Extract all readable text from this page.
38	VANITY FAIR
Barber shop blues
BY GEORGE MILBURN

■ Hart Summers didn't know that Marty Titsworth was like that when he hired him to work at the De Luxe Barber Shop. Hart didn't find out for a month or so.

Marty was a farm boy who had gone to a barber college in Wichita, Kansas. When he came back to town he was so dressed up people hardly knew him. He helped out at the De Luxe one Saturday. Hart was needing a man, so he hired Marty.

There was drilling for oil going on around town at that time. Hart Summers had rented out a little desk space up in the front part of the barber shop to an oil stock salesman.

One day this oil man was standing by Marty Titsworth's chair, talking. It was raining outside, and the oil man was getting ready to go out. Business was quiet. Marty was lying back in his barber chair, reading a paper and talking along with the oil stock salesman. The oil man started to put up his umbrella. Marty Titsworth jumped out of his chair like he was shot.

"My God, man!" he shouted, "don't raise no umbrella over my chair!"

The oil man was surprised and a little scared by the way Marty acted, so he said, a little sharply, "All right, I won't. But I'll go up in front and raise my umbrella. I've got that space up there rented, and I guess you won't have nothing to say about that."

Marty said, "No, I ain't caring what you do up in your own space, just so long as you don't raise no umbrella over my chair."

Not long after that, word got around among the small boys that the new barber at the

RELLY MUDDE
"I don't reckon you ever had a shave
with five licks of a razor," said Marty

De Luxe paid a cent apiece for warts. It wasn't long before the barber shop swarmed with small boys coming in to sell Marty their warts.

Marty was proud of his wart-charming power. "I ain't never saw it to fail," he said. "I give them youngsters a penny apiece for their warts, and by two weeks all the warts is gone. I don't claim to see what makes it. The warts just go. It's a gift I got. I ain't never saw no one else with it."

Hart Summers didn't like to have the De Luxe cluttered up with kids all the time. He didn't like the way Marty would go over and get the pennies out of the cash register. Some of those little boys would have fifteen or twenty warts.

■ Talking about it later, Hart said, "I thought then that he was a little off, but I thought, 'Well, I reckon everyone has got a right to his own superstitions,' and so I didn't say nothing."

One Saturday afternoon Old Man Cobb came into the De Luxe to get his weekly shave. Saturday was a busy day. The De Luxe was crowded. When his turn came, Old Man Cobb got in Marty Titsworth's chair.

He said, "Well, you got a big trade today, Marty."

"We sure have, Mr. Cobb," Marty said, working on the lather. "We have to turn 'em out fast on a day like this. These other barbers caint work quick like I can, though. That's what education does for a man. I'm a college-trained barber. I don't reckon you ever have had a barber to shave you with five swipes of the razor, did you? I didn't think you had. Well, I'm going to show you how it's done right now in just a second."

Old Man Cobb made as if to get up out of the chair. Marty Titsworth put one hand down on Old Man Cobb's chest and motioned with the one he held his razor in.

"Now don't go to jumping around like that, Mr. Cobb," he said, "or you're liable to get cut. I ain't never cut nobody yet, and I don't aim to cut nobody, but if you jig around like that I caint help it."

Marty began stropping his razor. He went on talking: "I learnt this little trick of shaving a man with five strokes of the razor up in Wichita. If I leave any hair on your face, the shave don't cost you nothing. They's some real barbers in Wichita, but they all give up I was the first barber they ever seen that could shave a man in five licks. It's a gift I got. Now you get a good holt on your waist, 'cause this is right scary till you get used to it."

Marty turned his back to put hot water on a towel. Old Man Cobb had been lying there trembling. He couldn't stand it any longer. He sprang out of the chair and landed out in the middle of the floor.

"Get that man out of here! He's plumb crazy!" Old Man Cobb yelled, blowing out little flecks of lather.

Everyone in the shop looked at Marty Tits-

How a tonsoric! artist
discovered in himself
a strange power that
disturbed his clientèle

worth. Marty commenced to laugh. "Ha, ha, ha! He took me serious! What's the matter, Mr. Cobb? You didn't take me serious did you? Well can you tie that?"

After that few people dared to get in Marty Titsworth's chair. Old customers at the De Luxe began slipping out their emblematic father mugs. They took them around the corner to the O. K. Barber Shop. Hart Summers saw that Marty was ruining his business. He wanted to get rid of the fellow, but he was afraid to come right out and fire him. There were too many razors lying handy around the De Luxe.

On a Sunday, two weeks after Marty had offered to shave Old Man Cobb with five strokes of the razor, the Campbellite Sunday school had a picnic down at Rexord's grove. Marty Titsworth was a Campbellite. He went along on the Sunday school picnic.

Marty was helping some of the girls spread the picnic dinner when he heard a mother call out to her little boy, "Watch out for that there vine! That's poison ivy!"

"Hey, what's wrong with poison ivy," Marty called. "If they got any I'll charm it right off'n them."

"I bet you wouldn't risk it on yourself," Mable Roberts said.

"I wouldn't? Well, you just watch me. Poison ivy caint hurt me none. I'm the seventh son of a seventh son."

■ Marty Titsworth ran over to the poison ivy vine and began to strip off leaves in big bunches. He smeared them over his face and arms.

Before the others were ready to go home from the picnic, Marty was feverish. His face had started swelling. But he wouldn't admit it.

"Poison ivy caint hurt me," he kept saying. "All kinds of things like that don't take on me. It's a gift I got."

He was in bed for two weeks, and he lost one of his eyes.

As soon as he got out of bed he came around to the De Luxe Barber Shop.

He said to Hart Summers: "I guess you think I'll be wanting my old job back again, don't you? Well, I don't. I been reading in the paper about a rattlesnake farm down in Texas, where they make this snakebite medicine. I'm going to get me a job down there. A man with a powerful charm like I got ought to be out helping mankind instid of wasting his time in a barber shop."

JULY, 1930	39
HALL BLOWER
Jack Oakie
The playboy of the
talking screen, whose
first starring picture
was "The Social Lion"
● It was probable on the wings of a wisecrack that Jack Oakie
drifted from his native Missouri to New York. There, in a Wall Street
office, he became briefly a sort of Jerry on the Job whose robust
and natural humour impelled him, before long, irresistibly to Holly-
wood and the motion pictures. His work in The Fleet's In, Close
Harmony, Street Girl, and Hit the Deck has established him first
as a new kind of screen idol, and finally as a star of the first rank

● **Problem requirements**:
Pick out all the lines with the word "Saturday" in them and copy them.

● **Written response**:
Marty was a farm boy who had gone to a barber college in Wichita, Kansas. When he came back to town he was so dressed up people hardly knew him. He helped out at the De Luxe one Saturday. Hart was needing a man, so he hired Marty.
One Saturday afternoon Old Man Cobb came into the De Luxe to get his weekly shave. Saturday was a busy day. The De Luxe was crowded. When his turn came, Old Man Cobb got in Marty Titsworth's chair.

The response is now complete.